- AIM -
Some lines in the records below may hold the word "JetBrains"; give the number of those lines and nothing else.

- EXCERPTED DATA -
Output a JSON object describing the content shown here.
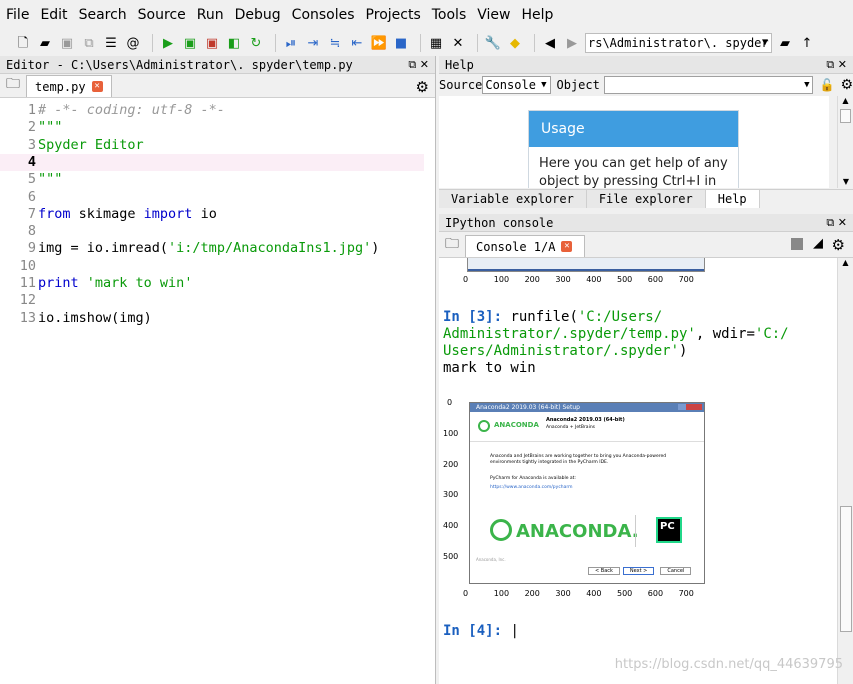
{
  "menubar": {
    "items": [
      "File",
      "Edit",
      "Search",
      "Source",
      "Run",
      "Debug",
      "Consoles",
      "Projects",
      "Tools",
      "View",
      "Help"
    ]
  },
  "toolbar": {
    "path": "rs\\Administrator\\. spyder",
    "icons": [
      "new-file-icon",
      "open-file-icon",
      "save-icon",
      "save-all-icon",
      "browse-tabs-icon",
      "at-icon",
      "run-icon",
      "run-cell-icon",
      "run-cell-advance-icon",
      "run-selection-icon",
      "re-run-icon",
      "debug-icon",
      "step-icon",
      "step-into-icon",
      "step-return-icon",
      "continue-icon",
      "stop-icon",
      "maximize-pane-icon",
      "fullscreen-icon",
      "wrench-icon",
      "python-icon",
      "back-icon",
      "forward-icon",
      "browse-icon",
      "up-icon"
    ]
  },
  "editor": {
    "title": "Editor - C:\\Users\\Administrator\\. spyder\\temp.py",
    "tab_label": "temp.py",
    "current_line": 4,
    "lines": [
      {
        "n": "1",
        "segments": [
          {
            "t": "# -*- coding: utf-8 -*-",
            "c": "comment"
          }
        ]
      },
      {
        "n": "2",
        "segments": [
          {
            "t": "\"\"\"",
            "c": "string"
          }
        ]
      },
      {
        "n": "3",
        "segments": [
          {
            "t": "Spyder Editor",
            "c": "string"
          }
        ]
      },
      {
        "n": "4",
        "segments": [
          {
            "t": "",
            "c": "plain"
          }
        ]
      },
      {
        "n": "5",
        "segments": [
          {
            "t": "\"\"\"",
            "c": "string"
          }
        ]
      },
      {
        "n": "6",
        "segments": [
          {
            "t": "",
            "c": "plain"
          }
        ]
      },
      {
        "n": "7",
        "segments": [
          {
            "t": "from",
            "c": "kw"
          },
          {
            "t": " skimage ",
            "c": "plain"
          },
          {
            "t": "import",
            "c": "kw"
          },
          {
            "t": " io",
            "c": "plain"
          }
        ]
      },
      {
        "n": "8",
        "segments": [
          {
            "t": "",
            "c": "plain"
          }
        ]
      },
      {
        "n": "9",
        "segments": [
          {
            "t": "img = io.imread(",
            "c": "plain"
          },
          {
            "t": "'i:/tmp/AnacondaIns1.jpg'",
            "c": "string"
          },
          {
            "t": ")",
            "c": "plain"
          }
        ]
      },
      {
        "n": "10",
        "segments": [
          {
            "t": "",
            "c": "plain"
          }
        ]
      },
      {
        "n": "11",
        "segments": [
          {
            "t": "print",
            "c": "kw"
          },
          {
            "t": " ",
            "c": "plain"
          },
          {
            "t": "'mark to win'",
            "c": "string"
          }
        ]
      },
      {
        "n": "12",
        "segments": [
          {
            "t": "",
            "c": "plain"
          }
        ]
      },
      {
        "n": "13",
        "segments": [
          {
            "t": "io.imshow(img)",
            "c": "plain"
          }
        ]
      }
    ]
  },
  "help": {
    "title": "Help",
    "source_label": "Source",
    "source_value": "Console",
    "object_label": "Object",
    "usage_title": "Usage",
    "usage_text_1": "Here you can get help of any",
    "usage_text_2": "object by pressing Ctrl+I in",
    "tabs": [
      "Variable explorer",
      "File explorer",
      "Help"
    ]
  },
  "console": {
    "title": "IPython console",
    "tab_label": "Console 1/A",
    "top_ticks": [
      "0",
      "100",
      "200",
      "300",
      "400",
      "500",
      "600",
      "700"
    ],
    "prompt3": "In [3]:",
    "cmd_a": " runfile(",
    "cmd_b": "'C:/Users/",
    "cmd_c": "Administrator/.spyder/temp.py'",
    "cmd_d": ", wdir=",
    "cmd_e": "'C:/",
    "cmd_f": "Users/Administrator/.spyder'",
    "cmd_g": ")",
    "output": "mark to win",
    "y_ticks": [
      "0",
      "100",
      "200",
      "300",
      "400",
      "500"
    ],
    "x_ticks": [
      "0",
      "100",
      "200",
      "300",
      "400",
      "500",
      "600",
      "700"
    ],
    "prompt4": "In [4]:",
    "cursor": " |",
    "image": {
      "window_title": "Anaconda2 2019.03 (64-bit) Setup",
      "header_title": "Anaconda2 2019.03 (64-bit)",
      "header_sub": "Anaconda + JetBrains",
      "brand_small": "ANACONDA",
      "body_1": "Anaconda and JetBrains are working together to bring you Anaconda-powered",
      "body_2": "environments tightly integrated in the PyCharm IDE.",
      "body_3": "PyCharm for Anaconda is available at:",
      "body_link": "https://www.anaconda.com/pycharm",
      "brand_big": "ANACONDA.",
      "pc": "PC",
      "btn_back": "< Back",
      "btn_next": "Next >",
      "btn_cancel": "Cancel",
      "footer": "Anaconda, Inc."
    }
  },
  "watermark": "https://blog.csdn.net/qq_44639795"
}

- EXERCISE RESPONSE -
2